Annotationen der Layoutelemente

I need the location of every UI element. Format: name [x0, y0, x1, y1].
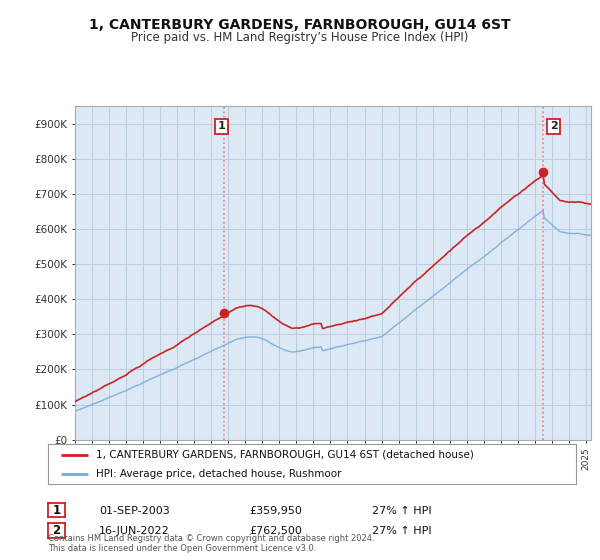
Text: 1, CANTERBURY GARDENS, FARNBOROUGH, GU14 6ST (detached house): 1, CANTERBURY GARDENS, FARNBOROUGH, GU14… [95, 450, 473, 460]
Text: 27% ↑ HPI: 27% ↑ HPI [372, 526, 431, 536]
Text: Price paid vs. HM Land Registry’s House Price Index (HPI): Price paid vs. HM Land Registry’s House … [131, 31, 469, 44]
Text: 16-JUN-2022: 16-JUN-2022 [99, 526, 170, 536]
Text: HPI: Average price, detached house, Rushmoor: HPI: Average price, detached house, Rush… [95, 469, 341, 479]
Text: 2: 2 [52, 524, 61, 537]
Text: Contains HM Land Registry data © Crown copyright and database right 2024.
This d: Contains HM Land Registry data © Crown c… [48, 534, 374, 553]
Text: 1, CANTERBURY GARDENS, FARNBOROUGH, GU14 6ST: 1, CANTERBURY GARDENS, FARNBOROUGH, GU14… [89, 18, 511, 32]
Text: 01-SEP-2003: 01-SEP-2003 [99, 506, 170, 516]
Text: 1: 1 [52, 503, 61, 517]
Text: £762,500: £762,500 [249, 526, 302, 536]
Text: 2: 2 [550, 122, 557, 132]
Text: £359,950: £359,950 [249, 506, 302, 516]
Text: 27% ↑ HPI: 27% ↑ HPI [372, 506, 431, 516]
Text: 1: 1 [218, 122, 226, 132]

KURZE AUFGABE: Aktualisiere in der Auflistung den Abschnitt, der mit der Zeile beginnt, die „Text: 1, CANTERBURY GARDENS, FARNBOROUGH, GU14 6ST (detached“ enthält, und mit der Zeile endet, die „18, 511, 32]“ enthält, indem du „Price paid“ durch „Sale price“ ersetzt. Gib nur diese Zeilen wieder und lass alles andere unverändert.

FERTIGE LÖSUNG:
Text: 1, CANTERBURY GARDENS, FARNBOROUGH, GU14 6ST (detached house): 1, CANTERBURY GARDENS, FARNBOROUGH, GU14… [95, 450, 473, 460]
Text: 27% ↑ HPI: 27% ↑ HPI [372, 526, 431, 536]
Text: Sale price vs. HM Land Registry’s House Price Index (HPI): Sale price vs. HM Land Registry’s House … [131, 31, 469, 44]
Text: 16-JUN-2022: 16-JUN-2022 [99, 526, 170, 536]
Text: HPI: Average price, detached house, Rushmoor: HPI: Average price, detached house, Rush… [95, 469, 341, 479]
Text: 2: 2 [52, 524, 61, 537]
Text: Contains HM Land Registry data © Crown copyright and database right 2024.
This d: Contains HM Land Registry data © Crown c… [48, 534, 374, 553]
Text: 1, CANTERBURY GARDENS, FARNBOROUGH, GU14 6ST: 1, CANTERBURY GARDENS, FARNBOROUGH, GU14… [89, 18, 511, 32]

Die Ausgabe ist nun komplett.